** begin MATERIAL SUPPLIED **

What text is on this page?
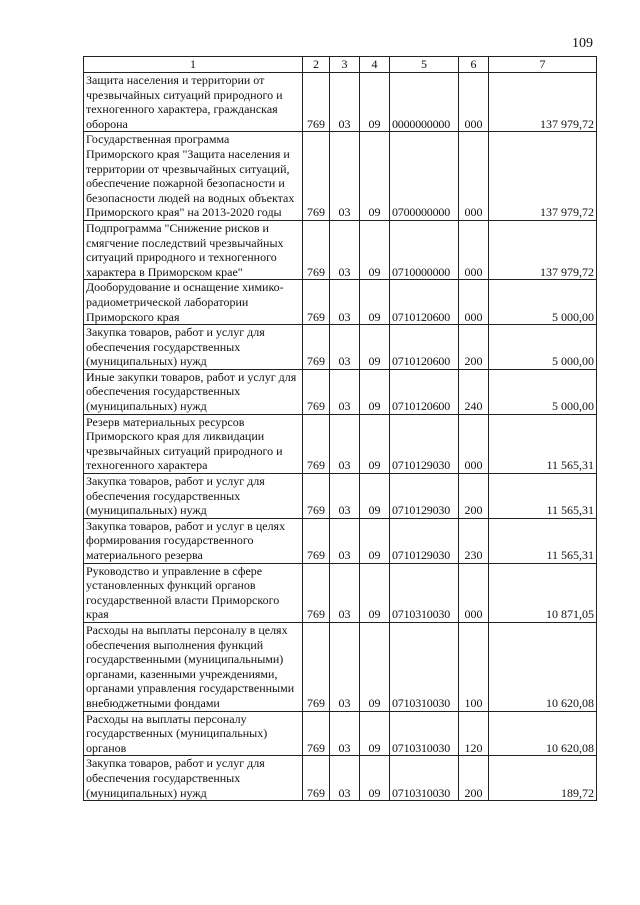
109
1	2	3	4	5	6	7
Защита населения и территории от чрезвычайных ситуаций природного и техногенного характера, гражданская оборона	769	03	09	0000000000	000	137 979,72
Государственная программа Приморского края "Защита населения и территории от чрезвычайных ситуаций, обеспечение пожарной безопасности и безопасности людей на водных объектах Приморского края" на 2013-2020 годы	769	03	09	0700000000	000	137 979,72
Подпрограмма "Снижение рисков и смягчение последствий чрезвычайных ситуаций природного и техногенного характера в Приморском крае"	769	03	09	0710000000	000	137 979,72
Дооборудование и оснащение химико-радиометрической лаборатории Приморского края	769	03	09	0710120600	000	5 000,00
Закупка товаров, работ и услуг для обеспечения государственных (муниципальных) нужд	769	03	09	0710120600	200	5 000,00
Иные закупки товаров, работ и услуг для обеспечения государственных (муниципальных) нужд	769	03	09	0710120600	240	5 000,00
Резерв материальных ресурсов Приморского края для ликвидации чрезвычайных ситуаций природного и техногенного характера	769	03	09	0710129030	000	11 565,31
Закупка товаров, работ и услуг для обеспечения государственных (муниципальных) нужд	769	03	09	0710129030	200	11 565,31
Закупка товаров, работ и услуг в целях формирования государственного материального резерва	769	03	09	0710129030	230	11 565,31
Руководство и управление в сфере установленных функций органов государственной власти Приморского края	769	03	09	0710310030	000	10 871,05
Расходы на выплаты персоналу в целях обеспечения выполнения функций государственными (муниципальными) органами, казенными учреждениями, органами управления государственными внебюджетными фондами	769	03	09	0710310030	100	10 620,08
Расходы на выплаты персоналу государственных (муниципальных) органов	769	03	09	0710310030	120	10 620,08
Закупка товаров, работ и услуг для обеспечения государственных (муниципальных) нужд	769	03	09	0710310030	200	189,72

** end MATERIAL SUPPLIED **

§ TASK OBJECTIVE: Looking at the records above, tally the lines holding "Закупка" and reply with that number only.

§ EXERCISE ANSWER: 4